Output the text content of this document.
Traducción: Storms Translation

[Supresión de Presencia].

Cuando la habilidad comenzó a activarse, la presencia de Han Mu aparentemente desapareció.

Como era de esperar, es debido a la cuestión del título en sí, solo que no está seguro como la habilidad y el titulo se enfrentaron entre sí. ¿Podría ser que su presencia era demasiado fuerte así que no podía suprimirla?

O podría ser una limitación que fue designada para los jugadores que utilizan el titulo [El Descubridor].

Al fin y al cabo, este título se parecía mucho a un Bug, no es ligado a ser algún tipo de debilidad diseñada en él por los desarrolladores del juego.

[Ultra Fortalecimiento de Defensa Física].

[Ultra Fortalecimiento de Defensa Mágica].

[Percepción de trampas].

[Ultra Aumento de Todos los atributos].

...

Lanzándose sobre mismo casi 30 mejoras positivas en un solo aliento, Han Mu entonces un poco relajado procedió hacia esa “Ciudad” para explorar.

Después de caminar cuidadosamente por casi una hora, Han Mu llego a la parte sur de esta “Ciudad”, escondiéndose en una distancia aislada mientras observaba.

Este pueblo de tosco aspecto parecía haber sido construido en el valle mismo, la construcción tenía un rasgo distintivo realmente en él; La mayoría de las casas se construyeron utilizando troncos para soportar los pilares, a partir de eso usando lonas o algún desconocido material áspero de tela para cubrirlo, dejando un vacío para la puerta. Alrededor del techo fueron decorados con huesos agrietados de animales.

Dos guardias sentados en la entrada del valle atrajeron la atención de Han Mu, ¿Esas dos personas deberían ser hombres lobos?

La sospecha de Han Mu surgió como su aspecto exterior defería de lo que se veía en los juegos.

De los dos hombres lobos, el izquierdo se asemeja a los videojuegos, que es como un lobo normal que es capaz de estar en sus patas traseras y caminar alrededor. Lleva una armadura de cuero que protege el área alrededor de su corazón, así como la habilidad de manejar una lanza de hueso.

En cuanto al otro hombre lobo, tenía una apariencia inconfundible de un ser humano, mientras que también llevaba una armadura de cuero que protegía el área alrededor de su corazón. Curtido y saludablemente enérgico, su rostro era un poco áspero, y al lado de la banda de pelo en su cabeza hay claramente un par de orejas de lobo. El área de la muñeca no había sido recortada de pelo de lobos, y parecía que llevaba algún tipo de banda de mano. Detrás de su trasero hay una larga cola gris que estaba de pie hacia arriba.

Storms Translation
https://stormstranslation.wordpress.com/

:::::

● What the exercise asks
Identify and extract each line of the listing that contains "Defensa".

● Response below
[Ultra Fortalecimiento de Defensa Física].
[Ultra Fortalecimiento de Defensa Mágica].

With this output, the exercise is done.